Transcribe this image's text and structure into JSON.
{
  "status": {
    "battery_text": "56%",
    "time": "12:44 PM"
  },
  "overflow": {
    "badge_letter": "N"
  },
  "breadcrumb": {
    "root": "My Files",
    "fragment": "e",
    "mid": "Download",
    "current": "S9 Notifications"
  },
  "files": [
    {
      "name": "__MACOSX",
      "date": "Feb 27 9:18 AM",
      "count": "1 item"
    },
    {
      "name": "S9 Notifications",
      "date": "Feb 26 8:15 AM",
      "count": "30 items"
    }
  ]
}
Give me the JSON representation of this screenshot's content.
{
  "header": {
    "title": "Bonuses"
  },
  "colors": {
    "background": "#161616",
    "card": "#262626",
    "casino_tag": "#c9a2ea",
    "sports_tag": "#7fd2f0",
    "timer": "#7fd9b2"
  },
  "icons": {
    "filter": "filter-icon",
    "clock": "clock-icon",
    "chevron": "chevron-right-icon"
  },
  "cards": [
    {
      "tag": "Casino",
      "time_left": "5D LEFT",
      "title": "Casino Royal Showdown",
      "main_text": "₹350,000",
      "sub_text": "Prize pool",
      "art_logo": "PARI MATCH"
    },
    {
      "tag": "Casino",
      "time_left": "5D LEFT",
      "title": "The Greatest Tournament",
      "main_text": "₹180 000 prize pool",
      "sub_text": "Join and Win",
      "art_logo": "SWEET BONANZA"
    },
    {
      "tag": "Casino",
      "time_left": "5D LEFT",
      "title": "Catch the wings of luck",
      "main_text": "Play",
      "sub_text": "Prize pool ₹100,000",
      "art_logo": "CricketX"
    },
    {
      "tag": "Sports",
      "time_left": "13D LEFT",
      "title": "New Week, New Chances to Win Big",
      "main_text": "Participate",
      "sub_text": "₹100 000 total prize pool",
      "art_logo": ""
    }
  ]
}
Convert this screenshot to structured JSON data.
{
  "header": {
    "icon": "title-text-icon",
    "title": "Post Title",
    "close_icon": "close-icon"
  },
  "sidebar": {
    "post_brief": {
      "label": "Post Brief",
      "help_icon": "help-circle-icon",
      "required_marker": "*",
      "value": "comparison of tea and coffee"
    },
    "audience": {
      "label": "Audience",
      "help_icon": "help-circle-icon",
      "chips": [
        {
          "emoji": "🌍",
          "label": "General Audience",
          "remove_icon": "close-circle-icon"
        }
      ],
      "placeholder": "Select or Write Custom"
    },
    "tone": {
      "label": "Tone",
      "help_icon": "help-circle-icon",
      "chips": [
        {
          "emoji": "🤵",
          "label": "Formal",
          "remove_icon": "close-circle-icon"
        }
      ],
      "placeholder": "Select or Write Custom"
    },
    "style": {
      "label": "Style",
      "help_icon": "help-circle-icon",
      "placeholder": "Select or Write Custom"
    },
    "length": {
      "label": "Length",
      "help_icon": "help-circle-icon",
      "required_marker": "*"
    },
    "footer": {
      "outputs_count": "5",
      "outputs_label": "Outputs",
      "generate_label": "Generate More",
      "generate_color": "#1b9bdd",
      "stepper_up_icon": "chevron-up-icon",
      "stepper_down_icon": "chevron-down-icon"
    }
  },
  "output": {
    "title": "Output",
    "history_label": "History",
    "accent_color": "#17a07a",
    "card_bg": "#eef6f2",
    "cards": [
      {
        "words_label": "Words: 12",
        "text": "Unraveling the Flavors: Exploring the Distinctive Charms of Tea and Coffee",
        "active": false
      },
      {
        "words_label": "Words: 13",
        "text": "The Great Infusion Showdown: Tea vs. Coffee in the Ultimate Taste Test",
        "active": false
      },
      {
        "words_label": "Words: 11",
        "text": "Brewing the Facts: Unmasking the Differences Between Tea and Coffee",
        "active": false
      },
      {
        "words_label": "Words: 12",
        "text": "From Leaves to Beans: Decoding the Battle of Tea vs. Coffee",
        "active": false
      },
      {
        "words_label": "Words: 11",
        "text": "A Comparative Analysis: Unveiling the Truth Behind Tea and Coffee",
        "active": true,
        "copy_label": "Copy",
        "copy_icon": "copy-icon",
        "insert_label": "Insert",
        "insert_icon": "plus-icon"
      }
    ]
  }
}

####

## GOAL
Could you transcribe the records in full, exactly?

## RESPONSE TO THE TASK
Transcribe this image's text and structure into JSON.
{
  "status": {
    "battery_text": "56%",
    "time": "12:44 PM"
  },
  "overflow": {
    "badge_letter": "N"
  },
  "breadcrumb": {
    "root": "My Files",
    "fragment": "e",
    "mid": "Download",
    "current": "S9 Notifications"
  },
  "files": [
    {
      "name": "__MACOSX",
      "date": "Feb 27 9:18 AM",
      "count": "1 item"
    },
    {
      "name": "S9 Notifications",
      "date": "Feb 26 8:15 AM",
      "count": "30 items"
    }
  ]
}
Give me the JSON representation of this screenshot's content.
{
  "header": {
    "title": "Bonuses"
  },
  "colors": {
    "background": "#161616",
    "card": "#262626",
    "casino_tag": "#c9a2ea",
    "sports_tag": "#7fd2f0",
    "timer": "#7fd9b2"
  },
  "icons": {
    "filter": "filter-icon",
    "clock": "clock-icon",
    "chevron": "chevron-right-icon"
  },
  "cards": [
    {
      "tag": "Casino",
      "time_left": "5D LEFT",
      "title": "Casino Royal Showdown",
      "main_text": "₹350,000",
      "sub_text": "Prize pool",
      "art_logo": "PARI MATCH"
    },
    {
      "tag": "Casino",
      "time_left": "5D LEFT",
      "title": "The Greatest Tournament",
      "main_text": "₹180 000 prize pool",
      "sub_text": "Join and Win",
      "art_logo": "SWEET BONANZA"
    },
    {
      "tag": "Casino",
      "time_left": "5D LEFT",
      "title": "Catch the wings of luck",
      "main_text": "Play",
      "sub_text": "Prize pool ₹100,000",
      "art_logo": "CricketX"
    },
    {
      "tag": "Sports",
      "time_left": "13D LEFT",
      "title": "New Week, New Chances to Win Big",
      "main_text": "Participate",
      "sub_text": "₹100 000 total prize pool",
      "art_logo": ""
    }
  ]
}
Convert this screenshot to structured JSON data.
{
  "header": {
    "icon": "title-text-icon",
    "title": "Post Title",
    "close_icon": "close-icon"
  },
  "sidebar": {
    "post_brief": {
      "label": "Post Brief",
      "help_icon": "help-circle-icon",
      "required_marker": "*",
      "value": "comparison of tea and coffee"
    },
    "audience": {
      "label": "Audience",
      "help_icon": "help-circle-icon",
      "chips": [
        {
          "emoji": "🌍",
          "label": "General Audience",
          "remove_icon": "close-circle-icon"
        }
      ],
      "placeholder": "Select or Write Custom"
    },
    "tone": {
      "label": "Tone",
      "help_icon": "help-circle-icon",
      "chips": [
        {
          "emoji": "🤵",
          "label": "Formal",
          "remove_icon": "close-circle-icon"
        }
      ],
      "placeholder": "Select or Write Custom"
    },
    "style": {
      "label": "Style",
      "help_icon": "help-circle-icon",
      "placeholder": "Select or Write Custom"
    },
    "length": {
      "label": "Length",
      "help_icon": "help-circle-icon",
      "required_marker": "*"
    },
    "footer": {
      "outputs_count": "5",
      "outputs_label": "Outputs",
      "generate_label": "Generate More",
      "generate_color": "#1b9bdd",
      "stepper_up_icon": "chevron-up-icon",
      "stepper_down_icon": "chevron-down-icon"
    }
  },
  "output": {
    "title": "Output",
    "history_label": "History",
    "accent_color": "#17a07a",
    "card_bg": "#eef6f2",
    "cards": [
      {
        "words_label": "Words: 12",
        "text": "Unraveling the Flavors: Exploring the Distinctive Charms of Tea and Coffee",
        "active": false
      },
      {
        "words_label": "Words: 13",
        "text": "The Great Infusion Showdown: Tea vs. Coffee in the Ultimate Taste Test",
        "active": false
      },
      {
        "words_label": "Words: 11",
        "text": "Brewing the Facts: Unmasking the Differences Between Tea and Coffee",
        "active": false
      },
      {
        "words_label": "Words: 12",
        "text": "From Leaves to Beans: Decoding the Battle of Tea vs. Coffee",
        "active": false
      },
      {
        "words_label": "Words: 11",
        "text": "A Comparative Analysis: Unveiling the Truth Behind Tea and Coffee",
        "active": true,
        "copy_label": "Copy",
        "copy_icon": "copy-icon",
        "insert_label": "Insert",
        "insert_icon": "plus-icon"
      }
    ]
  }
}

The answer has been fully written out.